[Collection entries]
· · ·

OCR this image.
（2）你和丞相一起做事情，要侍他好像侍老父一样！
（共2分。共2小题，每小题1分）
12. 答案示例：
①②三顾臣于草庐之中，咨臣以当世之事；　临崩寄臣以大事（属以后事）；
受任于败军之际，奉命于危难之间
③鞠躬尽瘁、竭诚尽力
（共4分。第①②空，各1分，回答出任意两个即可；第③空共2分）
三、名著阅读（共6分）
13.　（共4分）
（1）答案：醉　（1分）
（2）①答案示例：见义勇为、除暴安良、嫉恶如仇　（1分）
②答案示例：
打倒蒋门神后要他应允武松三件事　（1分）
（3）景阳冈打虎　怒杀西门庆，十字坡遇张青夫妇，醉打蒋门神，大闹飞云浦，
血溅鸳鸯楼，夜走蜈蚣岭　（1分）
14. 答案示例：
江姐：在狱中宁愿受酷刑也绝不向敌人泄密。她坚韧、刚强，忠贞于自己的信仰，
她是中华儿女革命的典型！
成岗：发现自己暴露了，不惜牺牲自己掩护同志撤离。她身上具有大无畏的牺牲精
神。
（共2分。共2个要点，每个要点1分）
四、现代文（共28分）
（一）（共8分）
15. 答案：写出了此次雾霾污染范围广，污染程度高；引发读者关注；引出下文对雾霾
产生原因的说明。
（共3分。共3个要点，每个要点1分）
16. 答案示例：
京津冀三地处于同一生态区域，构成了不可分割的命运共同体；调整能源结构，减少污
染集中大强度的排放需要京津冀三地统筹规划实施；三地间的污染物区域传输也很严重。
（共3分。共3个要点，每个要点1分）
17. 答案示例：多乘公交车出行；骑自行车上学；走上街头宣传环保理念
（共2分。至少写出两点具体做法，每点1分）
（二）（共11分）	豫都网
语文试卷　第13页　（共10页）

· · ·

TASK REQUIREMENTS — Reproduce the entries above exactly.

TASK SOLUTION —
OCR this image.
（2）你和丞相一起做事情，要侍他好像侍老父一样！
（共2分。共2小题，每小题1分）
12. 答案示例：
①②三顾臣于草庐之中，咨臣以当世之事；　临崩寄臣以大事（属以后事）；
受任于败军之际，奉命于危难之间
③鞠躬尽瘁、竭诚尽力
（共4分。第①②空，各1分，回答出任意两个即可；第③空共2分）
三、名著阅读（共6分）
13.　（共4分）
（1）答案：醉　（1分）
（2）①答案示例：见义勇为、除暴安良、嫉恶如仇　（1分）
②答案示例：
打倒蒋门神后要他应允武松三件事　（1分）
（3）景阳冈打虎　怒杀西门庆，十字坡遇张青夫妇，醉打蒋门神，大闹飞云浦，
血溅鸳鸯楼，夜走蜈蚣岭　（1分）
14. 答案示例：
江姐：在狱中宁愿受酷刑也绝不向敌人泄密。她坚韧、刚强，忠贞于自己的信仰，
她是中华儿女革命的典型！
成岗：发现自己暴露了，不惜牺牲自己掩护同志撤离。她身上具有大无畏的牺牲精
神。
（共2分。共2个要点，每个要点1分）
四、现代文（共28分）
（一）（共8分）
15. 答案：写出了此次雾霾污染范围广，污染程度高；引发读者关注；引出下文对雾霾
产生原因的说明。
（共3分。共3个要点，每个要点1分）
16. 答案示例：
京津冀三地处于同一生态区域，构成了不可分割的命运共同体；调整能源结构，减少污
染集中大强度的排放需要京津冀三地统筹规划实施；三地间的污染物区域传输也很严重。
（共3分。共3个要点，每个要点1分）
17. 答案示例：多乘公交车出行；骑自行车上学；走上街头宣传环保理念
（共2分。至少写出两点具体做法，每点1分）
（二）（共11分）	豫都网
语文试卷　第13页　（共10页）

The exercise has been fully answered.